Dataset items
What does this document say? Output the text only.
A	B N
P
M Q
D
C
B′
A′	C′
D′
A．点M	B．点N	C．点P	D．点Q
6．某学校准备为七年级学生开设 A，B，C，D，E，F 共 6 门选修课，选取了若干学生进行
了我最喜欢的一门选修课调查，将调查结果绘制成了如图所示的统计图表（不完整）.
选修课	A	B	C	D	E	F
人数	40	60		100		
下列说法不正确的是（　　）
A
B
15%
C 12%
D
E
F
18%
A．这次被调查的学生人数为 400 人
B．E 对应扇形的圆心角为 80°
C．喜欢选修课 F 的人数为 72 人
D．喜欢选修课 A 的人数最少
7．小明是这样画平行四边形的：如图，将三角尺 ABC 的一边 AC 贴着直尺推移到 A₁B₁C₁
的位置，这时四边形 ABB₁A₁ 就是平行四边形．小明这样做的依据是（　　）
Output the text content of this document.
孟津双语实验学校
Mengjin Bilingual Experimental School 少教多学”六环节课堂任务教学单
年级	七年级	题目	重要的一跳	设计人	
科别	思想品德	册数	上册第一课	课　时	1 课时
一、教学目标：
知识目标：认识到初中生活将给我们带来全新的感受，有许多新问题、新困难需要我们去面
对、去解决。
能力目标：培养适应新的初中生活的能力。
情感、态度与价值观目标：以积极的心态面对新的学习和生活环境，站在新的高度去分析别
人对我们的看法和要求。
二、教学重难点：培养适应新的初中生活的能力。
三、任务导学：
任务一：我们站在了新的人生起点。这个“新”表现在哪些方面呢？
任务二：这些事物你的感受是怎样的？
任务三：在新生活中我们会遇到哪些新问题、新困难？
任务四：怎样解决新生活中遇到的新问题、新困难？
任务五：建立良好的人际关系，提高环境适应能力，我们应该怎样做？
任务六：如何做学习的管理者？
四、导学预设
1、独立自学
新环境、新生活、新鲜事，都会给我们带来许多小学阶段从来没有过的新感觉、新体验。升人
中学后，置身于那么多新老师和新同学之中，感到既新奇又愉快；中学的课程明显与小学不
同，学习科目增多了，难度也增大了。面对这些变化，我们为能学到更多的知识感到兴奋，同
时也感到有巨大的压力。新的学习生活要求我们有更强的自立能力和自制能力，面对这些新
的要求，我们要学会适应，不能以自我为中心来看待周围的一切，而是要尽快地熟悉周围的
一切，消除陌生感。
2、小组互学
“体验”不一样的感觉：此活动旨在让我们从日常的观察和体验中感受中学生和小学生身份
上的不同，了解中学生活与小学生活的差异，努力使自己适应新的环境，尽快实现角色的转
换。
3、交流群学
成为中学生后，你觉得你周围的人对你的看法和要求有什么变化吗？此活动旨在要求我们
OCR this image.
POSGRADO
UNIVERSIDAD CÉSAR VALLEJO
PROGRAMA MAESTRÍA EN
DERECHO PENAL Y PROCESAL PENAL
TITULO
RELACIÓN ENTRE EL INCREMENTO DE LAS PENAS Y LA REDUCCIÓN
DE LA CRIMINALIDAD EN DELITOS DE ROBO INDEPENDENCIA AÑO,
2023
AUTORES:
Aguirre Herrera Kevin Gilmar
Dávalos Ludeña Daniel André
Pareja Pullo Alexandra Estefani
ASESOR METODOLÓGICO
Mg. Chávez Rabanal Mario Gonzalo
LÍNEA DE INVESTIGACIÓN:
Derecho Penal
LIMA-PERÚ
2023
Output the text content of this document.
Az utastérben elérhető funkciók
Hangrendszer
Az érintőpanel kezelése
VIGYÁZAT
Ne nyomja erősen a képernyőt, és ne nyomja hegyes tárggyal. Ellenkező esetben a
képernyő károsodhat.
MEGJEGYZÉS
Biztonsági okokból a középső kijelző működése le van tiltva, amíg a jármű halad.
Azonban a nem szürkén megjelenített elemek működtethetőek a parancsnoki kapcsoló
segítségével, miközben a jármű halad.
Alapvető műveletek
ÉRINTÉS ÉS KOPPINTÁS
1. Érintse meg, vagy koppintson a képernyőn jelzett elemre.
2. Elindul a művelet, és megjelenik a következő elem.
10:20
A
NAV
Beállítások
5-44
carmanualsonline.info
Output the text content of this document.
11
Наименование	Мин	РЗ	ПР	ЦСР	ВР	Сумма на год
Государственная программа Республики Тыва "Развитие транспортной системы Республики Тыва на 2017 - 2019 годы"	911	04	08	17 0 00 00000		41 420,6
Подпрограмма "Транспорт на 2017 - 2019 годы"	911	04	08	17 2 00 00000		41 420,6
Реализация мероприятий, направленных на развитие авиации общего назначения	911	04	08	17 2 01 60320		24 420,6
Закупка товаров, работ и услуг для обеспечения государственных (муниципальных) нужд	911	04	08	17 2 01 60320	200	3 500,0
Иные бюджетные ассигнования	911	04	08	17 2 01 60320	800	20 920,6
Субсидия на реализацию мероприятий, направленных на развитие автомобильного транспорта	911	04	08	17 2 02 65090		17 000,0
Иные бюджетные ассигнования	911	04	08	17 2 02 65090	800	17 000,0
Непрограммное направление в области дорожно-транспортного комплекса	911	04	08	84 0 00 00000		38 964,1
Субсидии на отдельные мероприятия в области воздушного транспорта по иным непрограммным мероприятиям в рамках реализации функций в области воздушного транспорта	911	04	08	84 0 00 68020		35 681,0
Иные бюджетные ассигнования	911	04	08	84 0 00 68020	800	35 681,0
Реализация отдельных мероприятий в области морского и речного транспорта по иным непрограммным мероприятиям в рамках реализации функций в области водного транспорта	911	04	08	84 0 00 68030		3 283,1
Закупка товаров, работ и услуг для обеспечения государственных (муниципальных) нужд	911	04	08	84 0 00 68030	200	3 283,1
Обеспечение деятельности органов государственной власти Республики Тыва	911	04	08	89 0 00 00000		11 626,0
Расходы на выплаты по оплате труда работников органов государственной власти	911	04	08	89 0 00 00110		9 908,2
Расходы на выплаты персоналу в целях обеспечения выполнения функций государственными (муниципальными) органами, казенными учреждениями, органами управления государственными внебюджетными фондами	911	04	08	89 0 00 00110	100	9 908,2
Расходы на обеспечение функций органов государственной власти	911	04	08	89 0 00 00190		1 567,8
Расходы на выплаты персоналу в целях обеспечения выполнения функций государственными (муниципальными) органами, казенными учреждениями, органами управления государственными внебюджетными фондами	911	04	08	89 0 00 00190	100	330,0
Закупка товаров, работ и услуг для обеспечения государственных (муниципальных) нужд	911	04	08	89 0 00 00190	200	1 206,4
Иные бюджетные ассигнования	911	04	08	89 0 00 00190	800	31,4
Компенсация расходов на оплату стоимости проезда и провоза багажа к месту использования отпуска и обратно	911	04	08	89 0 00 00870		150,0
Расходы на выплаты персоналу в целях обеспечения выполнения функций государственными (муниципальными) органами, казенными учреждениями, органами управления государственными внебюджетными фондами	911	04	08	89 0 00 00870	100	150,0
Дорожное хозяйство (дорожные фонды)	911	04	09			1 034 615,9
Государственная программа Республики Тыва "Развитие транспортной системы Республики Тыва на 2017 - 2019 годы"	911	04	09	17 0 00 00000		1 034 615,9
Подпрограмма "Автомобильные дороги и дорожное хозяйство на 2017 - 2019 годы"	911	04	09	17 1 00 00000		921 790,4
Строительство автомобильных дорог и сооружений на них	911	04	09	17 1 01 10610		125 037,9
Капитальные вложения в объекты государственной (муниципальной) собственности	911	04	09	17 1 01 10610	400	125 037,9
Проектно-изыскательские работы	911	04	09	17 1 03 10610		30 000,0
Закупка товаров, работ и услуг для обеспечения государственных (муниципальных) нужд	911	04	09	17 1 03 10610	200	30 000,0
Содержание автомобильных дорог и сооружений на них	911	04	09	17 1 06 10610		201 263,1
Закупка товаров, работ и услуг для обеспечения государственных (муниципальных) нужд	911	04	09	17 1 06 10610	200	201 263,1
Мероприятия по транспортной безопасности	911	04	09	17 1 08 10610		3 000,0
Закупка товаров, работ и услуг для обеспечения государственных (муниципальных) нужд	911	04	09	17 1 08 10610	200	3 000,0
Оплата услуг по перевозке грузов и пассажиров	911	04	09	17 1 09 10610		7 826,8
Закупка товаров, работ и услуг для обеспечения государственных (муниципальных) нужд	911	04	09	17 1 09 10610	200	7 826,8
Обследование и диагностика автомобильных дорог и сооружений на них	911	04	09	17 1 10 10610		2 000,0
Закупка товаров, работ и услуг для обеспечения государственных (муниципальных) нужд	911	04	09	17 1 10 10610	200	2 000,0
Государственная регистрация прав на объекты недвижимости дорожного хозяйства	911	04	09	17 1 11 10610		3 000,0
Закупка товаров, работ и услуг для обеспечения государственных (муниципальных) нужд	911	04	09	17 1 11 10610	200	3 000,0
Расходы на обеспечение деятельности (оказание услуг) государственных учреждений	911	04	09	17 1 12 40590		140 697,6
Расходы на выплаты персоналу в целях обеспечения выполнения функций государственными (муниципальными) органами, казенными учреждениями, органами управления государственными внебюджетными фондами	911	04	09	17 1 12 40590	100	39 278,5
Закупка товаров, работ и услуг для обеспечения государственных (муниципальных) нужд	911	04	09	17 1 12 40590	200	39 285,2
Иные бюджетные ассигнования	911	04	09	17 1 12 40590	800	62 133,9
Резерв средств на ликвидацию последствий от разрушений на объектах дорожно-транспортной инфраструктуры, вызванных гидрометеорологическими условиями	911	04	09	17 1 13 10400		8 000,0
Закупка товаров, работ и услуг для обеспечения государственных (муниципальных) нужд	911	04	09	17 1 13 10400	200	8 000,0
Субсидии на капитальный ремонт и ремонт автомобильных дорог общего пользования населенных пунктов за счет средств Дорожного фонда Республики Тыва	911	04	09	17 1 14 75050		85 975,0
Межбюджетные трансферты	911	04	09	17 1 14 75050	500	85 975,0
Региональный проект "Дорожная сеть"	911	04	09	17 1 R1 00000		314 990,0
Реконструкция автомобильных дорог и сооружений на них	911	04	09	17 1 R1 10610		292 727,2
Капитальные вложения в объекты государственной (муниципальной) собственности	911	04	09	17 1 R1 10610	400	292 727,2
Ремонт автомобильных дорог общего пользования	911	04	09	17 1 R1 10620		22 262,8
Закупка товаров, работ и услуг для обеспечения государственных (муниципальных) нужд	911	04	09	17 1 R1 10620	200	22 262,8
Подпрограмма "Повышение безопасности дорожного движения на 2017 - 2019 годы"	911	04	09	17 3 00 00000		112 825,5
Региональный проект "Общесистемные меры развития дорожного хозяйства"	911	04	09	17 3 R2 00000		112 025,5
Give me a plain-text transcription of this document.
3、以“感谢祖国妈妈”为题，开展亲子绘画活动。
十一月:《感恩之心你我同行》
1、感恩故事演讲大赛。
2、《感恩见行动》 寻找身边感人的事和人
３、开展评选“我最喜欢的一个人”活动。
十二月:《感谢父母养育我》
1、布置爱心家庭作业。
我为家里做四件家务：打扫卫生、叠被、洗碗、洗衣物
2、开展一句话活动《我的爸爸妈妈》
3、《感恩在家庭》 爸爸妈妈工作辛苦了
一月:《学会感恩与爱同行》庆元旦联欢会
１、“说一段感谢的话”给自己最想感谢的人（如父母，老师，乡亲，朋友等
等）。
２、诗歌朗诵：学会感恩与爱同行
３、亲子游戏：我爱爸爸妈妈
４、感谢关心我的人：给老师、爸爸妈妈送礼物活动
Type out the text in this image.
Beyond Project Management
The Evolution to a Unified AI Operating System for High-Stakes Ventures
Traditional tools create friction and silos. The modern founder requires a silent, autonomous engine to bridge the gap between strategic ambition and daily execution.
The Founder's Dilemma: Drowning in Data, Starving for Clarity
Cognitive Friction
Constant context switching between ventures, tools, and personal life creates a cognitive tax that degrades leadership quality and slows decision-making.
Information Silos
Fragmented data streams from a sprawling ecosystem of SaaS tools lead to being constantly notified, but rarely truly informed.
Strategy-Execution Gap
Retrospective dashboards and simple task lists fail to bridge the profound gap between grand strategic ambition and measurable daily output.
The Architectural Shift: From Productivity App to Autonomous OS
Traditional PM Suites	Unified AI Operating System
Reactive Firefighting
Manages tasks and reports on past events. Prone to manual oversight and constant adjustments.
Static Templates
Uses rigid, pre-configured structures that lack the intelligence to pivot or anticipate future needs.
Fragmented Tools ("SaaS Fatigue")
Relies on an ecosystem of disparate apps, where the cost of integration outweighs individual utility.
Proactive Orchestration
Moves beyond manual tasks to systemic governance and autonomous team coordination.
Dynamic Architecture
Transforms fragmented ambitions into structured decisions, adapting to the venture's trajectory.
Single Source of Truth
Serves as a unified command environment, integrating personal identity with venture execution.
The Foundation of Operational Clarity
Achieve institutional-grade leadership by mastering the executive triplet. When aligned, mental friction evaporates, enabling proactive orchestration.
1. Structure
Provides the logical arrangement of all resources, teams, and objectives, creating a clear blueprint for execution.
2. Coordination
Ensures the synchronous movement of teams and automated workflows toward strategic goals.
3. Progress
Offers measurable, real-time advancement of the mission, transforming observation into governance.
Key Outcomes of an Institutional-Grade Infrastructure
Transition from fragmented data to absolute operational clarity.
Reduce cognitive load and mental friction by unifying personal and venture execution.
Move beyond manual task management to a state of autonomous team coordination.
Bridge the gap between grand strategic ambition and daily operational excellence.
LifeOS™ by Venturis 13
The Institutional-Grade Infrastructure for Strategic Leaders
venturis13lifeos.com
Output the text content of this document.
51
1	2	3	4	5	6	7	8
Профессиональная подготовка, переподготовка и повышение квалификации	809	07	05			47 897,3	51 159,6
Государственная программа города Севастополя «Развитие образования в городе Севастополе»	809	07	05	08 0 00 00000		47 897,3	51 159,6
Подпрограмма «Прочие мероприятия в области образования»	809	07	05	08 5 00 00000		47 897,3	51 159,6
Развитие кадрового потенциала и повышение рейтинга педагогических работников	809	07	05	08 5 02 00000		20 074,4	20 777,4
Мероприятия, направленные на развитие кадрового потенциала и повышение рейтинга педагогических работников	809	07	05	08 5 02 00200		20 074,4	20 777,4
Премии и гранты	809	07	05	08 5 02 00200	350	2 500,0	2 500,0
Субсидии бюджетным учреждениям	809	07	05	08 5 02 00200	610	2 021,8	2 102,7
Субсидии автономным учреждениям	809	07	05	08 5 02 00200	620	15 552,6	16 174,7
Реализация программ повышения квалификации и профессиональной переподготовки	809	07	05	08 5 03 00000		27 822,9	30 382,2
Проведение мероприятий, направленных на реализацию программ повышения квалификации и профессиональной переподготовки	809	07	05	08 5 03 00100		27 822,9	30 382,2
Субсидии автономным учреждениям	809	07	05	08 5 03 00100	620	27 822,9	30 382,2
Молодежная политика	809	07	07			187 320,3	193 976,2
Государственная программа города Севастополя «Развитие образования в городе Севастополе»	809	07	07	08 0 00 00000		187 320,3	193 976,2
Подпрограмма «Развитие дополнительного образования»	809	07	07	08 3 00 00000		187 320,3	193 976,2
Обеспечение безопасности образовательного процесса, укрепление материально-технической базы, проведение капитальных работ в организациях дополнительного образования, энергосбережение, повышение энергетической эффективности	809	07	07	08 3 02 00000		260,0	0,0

- [Exercise aim] Provide the number of lines in the data above that contain the string "города", and nothing else.

- [Solution] 2